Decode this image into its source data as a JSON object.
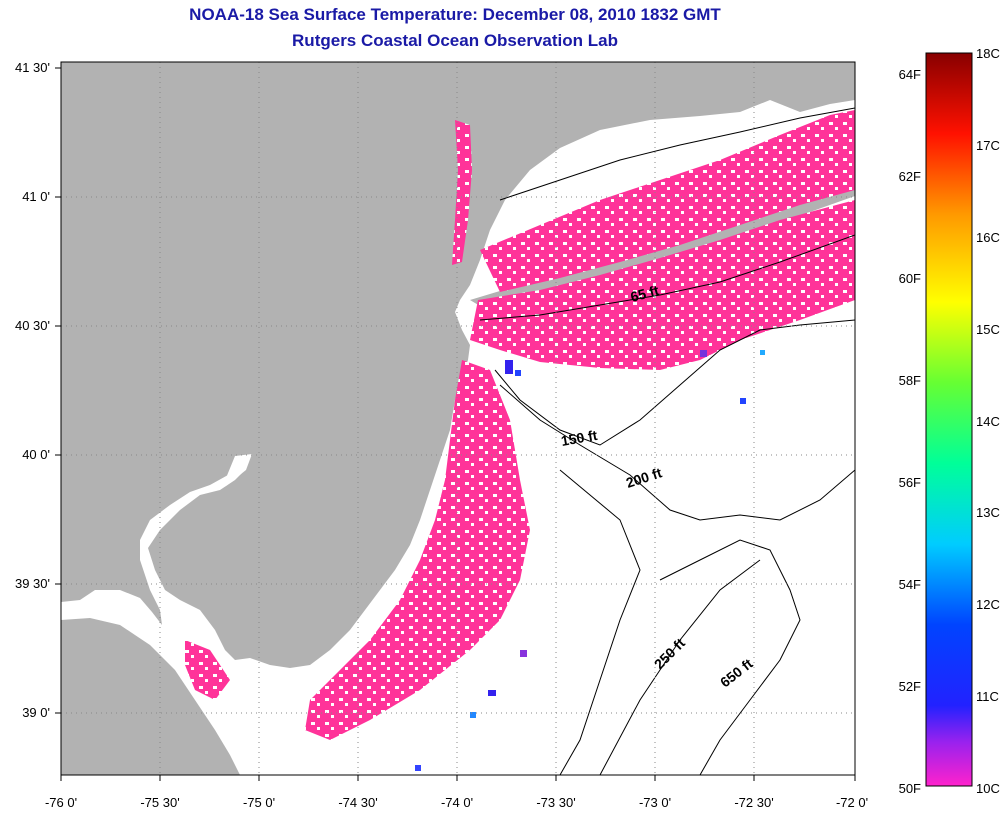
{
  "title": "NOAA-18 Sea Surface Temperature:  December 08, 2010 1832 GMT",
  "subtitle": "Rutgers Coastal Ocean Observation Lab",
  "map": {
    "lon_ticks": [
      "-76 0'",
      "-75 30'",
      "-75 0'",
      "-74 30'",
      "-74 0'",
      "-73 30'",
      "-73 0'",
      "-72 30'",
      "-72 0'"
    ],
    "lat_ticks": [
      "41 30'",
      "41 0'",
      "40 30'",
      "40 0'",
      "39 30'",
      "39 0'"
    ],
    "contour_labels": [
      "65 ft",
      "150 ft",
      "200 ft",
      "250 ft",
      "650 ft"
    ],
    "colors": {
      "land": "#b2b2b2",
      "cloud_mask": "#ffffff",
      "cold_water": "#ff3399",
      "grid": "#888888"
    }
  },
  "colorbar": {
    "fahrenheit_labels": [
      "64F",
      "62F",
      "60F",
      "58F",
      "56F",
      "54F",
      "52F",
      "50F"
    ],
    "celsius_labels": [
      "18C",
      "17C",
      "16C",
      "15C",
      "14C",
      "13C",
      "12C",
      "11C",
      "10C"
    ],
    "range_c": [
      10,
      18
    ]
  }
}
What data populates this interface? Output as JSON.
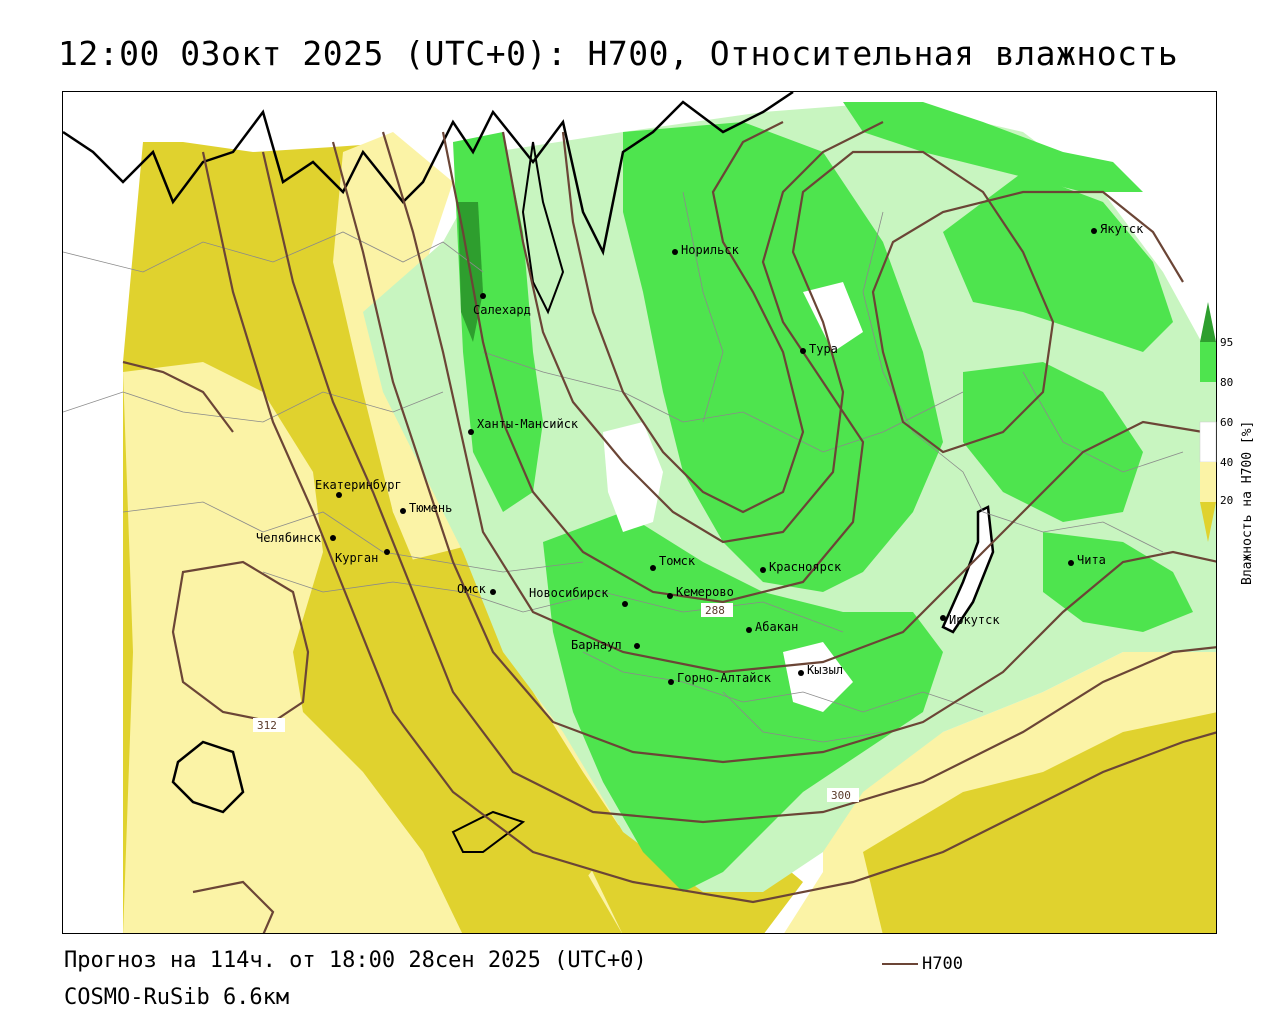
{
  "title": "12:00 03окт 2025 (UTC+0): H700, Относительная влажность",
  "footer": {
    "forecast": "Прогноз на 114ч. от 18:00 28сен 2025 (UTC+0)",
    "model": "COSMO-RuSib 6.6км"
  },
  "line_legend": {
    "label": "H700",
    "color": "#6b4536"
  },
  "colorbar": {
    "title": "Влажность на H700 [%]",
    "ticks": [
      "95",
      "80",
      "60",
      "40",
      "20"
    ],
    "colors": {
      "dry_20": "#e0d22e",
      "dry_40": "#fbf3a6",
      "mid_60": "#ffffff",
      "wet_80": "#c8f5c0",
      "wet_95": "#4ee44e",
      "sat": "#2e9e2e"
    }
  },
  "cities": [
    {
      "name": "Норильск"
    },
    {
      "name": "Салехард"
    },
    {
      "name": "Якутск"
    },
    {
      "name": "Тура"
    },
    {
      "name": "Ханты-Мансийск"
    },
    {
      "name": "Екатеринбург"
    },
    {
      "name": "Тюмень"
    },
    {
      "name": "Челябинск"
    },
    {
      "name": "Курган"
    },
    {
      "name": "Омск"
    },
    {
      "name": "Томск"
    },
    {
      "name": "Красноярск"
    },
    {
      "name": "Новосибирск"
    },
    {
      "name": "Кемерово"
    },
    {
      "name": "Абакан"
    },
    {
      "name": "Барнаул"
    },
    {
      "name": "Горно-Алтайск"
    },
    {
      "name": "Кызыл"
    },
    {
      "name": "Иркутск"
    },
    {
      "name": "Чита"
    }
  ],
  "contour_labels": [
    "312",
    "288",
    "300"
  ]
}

----

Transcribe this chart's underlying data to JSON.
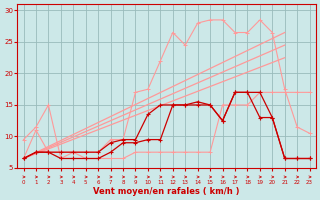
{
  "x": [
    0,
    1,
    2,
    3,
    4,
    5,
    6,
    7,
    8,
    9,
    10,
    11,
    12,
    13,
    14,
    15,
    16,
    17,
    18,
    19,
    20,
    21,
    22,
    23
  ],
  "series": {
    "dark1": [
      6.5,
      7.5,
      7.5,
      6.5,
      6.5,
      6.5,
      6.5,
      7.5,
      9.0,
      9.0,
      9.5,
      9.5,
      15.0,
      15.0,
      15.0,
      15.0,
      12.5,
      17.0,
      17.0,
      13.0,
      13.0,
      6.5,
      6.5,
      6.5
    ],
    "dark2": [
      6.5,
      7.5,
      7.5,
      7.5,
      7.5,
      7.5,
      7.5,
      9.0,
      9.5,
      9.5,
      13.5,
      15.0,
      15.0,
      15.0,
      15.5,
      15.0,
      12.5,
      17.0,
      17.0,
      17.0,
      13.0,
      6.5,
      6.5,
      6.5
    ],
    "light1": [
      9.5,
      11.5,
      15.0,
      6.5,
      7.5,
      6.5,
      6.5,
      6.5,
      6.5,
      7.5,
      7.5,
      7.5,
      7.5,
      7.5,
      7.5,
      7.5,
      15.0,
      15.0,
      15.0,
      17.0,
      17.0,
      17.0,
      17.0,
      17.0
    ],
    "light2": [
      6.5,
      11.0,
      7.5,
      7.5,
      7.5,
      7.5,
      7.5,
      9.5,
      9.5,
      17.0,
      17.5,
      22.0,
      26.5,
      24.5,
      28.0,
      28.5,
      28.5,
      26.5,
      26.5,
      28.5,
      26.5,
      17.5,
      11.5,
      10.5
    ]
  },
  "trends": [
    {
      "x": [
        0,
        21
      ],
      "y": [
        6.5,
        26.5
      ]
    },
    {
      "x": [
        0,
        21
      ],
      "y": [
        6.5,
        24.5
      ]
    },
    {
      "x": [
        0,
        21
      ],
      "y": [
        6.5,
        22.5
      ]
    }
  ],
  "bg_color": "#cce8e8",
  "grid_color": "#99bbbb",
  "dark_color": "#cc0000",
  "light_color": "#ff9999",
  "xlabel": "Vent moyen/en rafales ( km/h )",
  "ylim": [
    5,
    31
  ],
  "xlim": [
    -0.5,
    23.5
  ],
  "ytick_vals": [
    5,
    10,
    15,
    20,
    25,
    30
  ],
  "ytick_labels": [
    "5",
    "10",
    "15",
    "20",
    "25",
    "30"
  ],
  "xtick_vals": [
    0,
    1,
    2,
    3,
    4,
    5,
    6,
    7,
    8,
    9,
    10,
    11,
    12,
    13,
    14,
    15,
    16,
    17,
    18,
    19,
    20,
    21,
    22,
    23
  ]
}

----

→ **TASK BRIEF**
Copy and report every line where the word "this" is present.

→ **CORRECT RESPONSE**
Decode this image into its source data as a JSON object.
What data populates this interface? Output as JSON.
Transcribe this chart's underlying data to JSON.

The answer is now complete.